Work required:
Show each line of the data below that has the string "spiky" in it.

^^^^

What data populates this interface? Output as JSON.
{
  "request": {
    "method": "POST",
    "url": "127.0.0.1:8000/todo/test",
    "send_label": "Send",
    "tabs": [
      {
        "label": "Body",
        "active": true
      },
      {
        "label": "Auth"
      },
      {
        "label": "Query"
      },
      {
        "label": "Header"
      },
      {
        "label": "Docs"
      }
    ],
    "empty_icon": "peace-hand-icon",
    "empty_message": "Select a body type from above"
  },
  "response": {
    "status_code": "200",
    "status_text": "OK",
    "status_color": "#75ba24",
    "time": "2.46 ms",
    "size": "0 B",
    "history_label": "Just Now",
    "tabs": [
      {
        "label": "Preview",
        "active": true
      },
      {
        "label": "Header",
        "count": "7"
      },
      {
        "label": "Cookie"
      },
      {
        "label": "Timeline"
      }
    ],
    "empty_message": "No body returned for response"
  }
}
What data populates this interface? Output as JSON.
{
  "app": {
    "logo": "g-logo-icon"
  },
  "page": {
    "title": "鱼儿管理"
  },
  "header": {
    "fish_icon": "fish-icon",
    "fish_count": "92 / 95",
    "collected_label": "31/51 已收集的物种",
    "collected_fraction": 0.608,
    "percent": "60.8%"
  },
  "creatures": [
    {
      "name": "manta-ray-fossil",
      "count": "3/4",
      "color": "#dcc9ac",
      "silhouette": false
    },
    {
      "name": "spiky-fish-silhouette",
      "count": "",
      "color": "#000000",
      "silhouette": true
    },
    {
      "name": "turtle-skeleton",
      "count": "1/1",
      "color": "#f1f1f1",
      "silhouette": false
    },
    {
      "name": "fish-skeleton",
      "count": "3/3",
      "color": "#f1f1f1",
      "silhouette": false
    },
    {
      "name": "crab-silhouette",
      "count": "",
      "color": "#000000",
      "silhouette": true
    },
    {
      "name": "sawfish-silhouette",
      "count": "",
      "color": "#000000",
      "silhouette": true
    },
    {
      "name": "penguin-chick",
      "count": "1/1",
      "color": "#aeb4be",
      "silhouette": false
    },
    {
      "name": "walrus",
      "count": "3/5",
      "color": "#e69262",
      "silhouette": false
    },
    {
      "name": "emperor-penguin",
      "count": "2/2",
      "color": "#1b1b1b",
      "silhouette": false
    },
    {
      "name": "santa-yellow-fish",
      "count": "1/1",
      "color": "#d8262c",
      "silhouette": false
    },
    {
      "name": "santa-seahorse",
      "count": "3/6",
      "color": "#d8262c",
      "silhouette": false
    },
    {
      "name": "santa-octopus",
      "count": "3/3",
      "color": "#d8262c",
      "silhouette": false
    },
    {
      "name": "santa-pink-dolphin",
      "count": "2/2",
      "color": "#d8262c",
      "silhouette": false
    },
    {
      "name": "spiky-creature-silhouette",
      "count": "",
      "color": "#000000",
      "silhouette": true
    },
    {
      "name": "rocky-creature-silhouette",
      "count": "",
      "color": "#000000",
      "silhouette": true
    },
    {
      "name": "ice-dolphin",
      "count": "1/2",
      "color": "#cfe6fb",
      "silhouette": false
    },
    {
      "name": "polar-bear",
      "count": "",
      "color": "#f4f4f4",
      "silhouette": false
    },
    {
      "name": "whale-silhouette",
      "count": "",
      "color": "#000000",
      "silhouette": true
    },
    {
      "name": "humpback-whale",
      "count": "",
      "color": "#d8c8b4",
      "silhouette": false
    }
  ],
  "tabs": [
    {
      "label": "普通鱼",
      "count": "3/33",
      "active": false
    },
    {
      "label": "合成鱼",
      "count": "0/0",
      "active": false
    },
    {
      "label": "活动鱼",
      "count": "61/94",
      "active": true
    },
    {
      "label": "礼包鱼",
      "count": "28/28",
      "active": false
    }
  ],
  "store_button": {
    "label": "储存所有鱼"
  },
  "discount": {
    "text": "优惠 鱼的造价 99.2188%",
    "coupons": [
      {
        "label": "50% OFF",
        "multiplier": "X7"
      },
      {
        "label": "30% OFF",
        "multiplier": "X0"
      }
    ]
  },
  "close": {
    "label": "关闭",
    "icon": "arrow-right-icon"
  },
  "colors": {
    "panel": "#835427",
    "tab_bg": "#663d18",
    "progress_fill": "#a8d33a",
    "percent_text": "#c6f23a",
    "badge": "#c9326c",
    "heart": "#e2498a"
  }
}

^^^^

Written response:
      "name": "spiky-fish-silhouette",
      "name": "spiky-creature-silhouette",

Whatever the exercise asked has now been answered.